Exercise materials —
○ ○ ○ ○ ○ ○ ○

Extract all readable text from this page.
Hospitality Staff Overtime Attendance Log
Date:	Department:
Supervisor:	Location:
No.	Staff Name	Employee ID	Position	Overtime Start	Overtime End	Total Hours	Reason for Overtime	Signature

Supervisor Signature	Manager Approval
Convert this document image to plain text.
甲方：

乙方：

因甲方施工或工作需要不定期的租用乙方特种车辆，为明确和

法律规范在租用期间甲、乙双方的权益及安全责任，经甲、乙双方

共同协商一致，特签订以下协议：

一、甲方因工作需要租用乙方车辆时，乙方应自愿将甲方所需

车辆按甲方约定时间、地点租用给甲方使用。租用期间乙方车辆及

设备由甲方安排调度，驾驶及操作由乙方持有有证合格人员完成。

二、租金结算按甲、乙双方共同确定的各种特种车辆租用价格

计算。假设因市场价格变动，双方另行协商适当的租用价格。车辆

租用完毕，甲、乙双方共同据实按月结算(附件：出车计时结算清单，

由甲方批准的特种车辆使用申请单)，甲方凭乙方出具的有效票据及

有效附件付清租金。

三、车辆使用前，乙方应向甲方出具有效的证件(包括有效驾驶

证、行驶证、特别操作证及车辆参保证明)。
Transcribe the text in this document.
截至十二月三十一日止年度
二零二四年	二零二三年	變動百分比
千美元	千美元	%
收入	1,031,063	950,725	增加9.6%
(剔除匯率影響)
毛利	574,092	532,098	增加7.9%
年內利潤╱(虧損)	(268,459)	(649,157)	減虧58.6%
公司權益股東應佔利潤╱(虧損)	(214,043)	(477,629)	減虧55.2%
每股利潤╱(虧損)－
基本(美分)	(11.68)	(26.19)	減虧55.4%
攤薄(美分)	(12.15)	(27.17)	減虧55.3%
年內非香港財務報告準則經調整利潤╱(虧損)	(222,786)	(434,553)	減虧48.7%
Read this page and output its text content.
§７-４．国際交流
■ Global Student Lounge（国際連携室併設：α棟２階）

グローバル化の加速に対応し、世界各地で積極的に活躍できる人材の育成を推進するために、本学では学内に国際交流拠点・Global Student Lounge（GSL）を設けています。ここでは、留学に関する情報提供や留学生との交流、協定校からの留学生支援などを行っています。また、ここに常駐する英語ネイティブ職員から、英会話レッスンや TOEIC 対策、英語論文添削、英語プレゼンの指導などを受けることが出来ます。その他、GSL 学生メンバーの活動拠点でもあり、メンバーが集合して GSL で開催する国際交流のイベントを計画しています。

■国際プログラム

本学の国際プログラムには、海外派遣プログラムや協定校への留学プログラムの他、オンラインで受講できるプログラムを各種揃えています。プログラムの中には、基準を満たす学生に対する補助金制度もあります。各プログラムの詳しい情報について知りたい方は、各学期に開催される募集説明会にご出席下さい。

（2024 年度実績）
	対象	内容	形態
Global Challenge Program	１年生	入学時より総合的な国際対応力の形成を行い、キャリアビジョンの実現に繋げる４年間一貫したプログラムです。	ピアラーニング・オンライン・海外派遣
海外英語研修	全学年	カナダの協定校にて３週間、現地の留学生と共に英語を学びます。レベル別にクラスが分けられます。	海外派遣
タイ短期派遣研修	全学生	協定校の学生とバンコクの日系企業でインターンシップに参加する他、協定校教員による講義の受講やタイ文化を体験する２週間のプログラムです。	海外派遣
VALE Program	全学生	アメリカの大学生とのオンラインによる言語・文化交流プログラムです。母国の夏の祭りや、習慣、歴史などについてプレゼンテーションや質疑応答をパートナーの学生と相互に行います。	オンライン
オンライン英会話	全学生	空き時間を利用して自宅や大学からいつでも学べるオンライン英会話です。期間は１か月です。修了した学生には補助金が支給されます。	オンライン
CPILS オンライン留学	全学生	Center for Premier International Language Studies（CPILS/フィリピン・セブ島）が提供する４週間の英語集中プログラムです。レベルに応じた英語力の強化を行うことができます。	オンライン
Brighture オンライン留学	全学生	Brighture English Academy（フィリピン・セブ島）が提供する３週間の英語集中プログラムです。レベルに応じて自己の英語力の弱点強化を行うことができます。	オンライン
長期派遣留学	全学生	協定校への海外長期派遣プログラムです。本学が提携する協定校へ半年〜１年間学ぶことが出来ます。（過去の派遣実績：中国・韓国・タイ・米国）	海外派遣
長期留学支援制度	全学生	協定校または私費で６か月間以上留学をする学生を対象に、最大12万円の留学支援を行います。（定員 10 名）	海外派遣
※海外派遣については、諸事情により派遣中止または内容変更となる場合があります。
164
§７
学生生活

○ ○ ○ ○ ○ ○ ○

What to work on —
Collect the lines of the data that carry the word "text".

Complete output —
Extract all readable text from this page.
Convert this document image to plain text.
Transcribe the text in this document.
Read this page and output its text content.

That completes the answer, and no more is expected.